-- BEGIN STORED RECORDS --
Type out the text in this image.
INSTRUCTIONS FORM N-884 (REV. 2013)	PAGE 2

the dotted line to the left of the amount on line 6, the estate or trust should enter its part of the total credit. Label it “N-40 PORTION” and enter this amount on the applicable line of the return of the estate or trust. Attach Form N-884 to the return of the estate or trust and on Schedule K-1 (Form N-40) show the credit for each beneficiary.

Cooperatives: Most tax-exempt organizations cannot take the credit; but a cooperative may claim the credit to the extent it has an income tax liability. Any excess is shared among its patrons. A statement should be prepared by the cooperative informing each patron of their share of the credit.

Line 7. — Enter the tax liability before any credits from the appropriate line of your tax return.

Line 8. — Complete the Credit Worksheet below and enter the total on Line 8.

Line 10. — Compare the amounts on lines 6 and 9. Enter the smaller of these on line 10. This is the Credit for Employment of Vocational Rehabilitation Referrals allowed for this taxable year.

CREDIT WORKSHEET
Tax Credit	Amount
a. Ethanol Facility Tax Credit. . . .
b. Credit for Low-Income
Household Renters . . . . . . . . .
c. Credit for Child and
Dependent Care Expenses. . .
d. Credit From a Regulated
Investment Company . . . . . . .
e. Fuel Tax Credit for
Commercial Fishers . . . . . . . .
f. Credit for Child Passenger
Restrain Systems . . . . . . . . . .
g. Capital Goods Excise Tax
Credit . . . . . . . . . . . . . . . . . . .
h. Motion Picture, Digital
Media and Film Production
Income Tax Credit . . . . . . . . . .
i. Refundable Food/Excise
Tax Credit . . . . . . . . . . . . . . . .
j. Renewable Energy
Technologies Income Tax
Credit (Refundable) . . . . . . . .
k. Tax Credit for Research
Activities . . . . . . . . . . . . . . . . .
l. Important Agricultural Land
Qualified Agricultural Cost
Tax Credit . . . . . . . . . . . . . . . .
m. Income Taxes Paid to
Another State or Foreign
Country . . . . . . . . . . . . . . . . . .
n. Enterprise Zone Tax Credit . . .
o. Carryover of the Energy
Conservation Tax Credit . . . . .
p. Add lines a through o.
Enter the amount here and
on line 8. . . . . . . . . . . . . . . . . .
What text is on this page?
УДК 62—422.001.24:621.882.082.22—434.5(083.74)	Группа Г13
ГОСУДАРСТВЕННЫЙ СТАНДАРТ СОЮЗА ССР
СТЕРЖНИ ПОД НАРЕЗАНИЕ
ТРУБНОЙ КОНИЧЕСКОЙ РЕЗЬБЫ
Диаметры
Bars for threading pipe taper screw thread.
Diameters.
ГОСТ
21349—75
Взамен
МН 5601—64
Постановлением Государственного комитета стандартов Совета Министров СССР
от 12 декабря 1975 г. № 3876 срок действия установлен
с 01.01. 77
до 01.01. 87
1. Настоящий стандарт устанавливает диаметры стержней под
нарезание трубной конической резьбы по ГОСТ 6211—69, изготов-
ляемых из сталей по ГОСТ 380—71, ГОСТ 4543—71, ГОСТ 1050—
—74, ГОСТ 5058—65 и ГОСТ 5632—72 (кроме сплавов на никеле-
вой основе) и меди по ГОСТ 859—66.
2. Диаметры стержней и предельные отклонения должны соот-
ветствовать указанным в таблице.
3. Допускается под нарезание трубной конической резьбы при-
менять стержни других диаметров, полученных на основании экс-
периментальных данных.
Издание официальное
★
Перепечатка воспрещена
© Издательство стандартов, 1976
-- END STORED RECORDS --
Retype every entry above, word for word.

### TASK ANSWER
Type out the text in this image.
INSTRUCTIONS FORM N-884 (REV. 2013)	PAGE 2

the dotted line to the left of the amount on line 6, the estate or trust should enter its part of the total credit. Label it “N-40 PORTION” and enter this amount on the applicable line of the return of the estate or trust. Attach Form N-884 to the return of the estate or trust and on Schedule K-1 (Form N-40) show the credit for each beneficiary.

Cooperatives: Most tax-exempt organizations cannot take the credit; but a cooperative may claim the credit to the extent it has an income tax liability. Any excess is shared among its patrons. A statement should be prepared by the cooperative informing each patron of their share of the credit.

Line 7. — Enter the tax liability before any credits from the appropriate line of your tax return.

Line 8. — Complete the Credit Worksheet below and enter the total on Line 8.

Line 10. — Compare the amounts on lines 6 and 9. Enter the smaller of these on line 10. This is the Credit for Employment of Vocational Rehabilitation Referrals allowed for this taxable year.

CREDIT WORKSHEET
Tax Credit	Amount
a. Ethanol Facility Tax Credit. . . .
b. Credit for Low-Income
Household Renters . . . . . . . . .
c. Credit for Child and
Dependent Care Expenses. . .
d. Credit From a Regulated
Investment Company . . . . . . .
e. Fuel Tax Credit for
Commercial Fishers . . . . . . . .
f. Credit for Child Passenger
Restrain Systems . . . . . . . . . .
g. Capital Goods Excise Tax
Credit . . . . . . . . . . . . . . . . . . .
h. Motion Picture, Digital
Media and Film Production
Income Tax Credit . . . . . . . . . .
i. Refundable Food/Excise
Tax Credit . . . . . . . . . . . . . . . .
j. Renewable Energy
Technologies Income Tax
Credit (Refundable) . . . . . . . .
k. Tax Credit for Research
Activities . . . . . . . . . . . . . . . . .
l. Important Agricultural Land
Qualified Agricultural Cost
Tax Credit . . . . . . . . . . . . . . . .
m. Income Taxes Paid to
Another State or Foreign
Country . . . . . . . . . . . . . . . . . .
n. Enterprise Zone Tax Credit . . .
o. Carryover of the Energy
Conservation Tax Credit . . . . .
p. Add lines a through o.
Enter the amount here and
on line 8. . . . . . . . . . . . . . . . . .
What text is on this page?
УДК 62—422.001.24:621.882.082.22—434.5(083.74)	Группа Г13
ГОСУДАРСТВЕННЫЙ СТАНДАРТ СОЮЗА ССР
СТЕРЖНИ ПОД НАРЕЗАНИЕ
ТРУБНОЙ КОНИЧЕСКОЙ РЕЗЬБЫ
Диаметры
Bars for threading pipe taper screw thread.
Diameters.
ГОСТ
21349—75
Взамен
МН 5601—64
Постановлением Государственного комитета стандартов Совета Министров СССР
от 12 декабря 1975 г. № 3876 срок действия установлен
с 01.01. 77
до 01.01. 87
1. Настоящий стандарт устанавливает диаметры стержней под
нарезание трубной конической резьбы по ГОСТ 6211—69, изготов-
ляемых из сталей по ГОСТ 380—71, ГОСТ 4543—71, ГОСТ 1050—
—74, ГОСТ 5058—65 и ГОСТ 5632—72 (кроме сплавов на никеле-
вой основе) и меди по ГОСТ 859—66.
2. Диаметры стержней и предельные отклонения должны соот-
ветствовать указанным в таблице.
3. Допускается под нарезание трубной конической резьбы при-
менять стержни других диаметров, полученных на основании экс-
периментальных данных.
Издание официальное
★
Перепечатка воспрещена
© Издательство стандартов, 1976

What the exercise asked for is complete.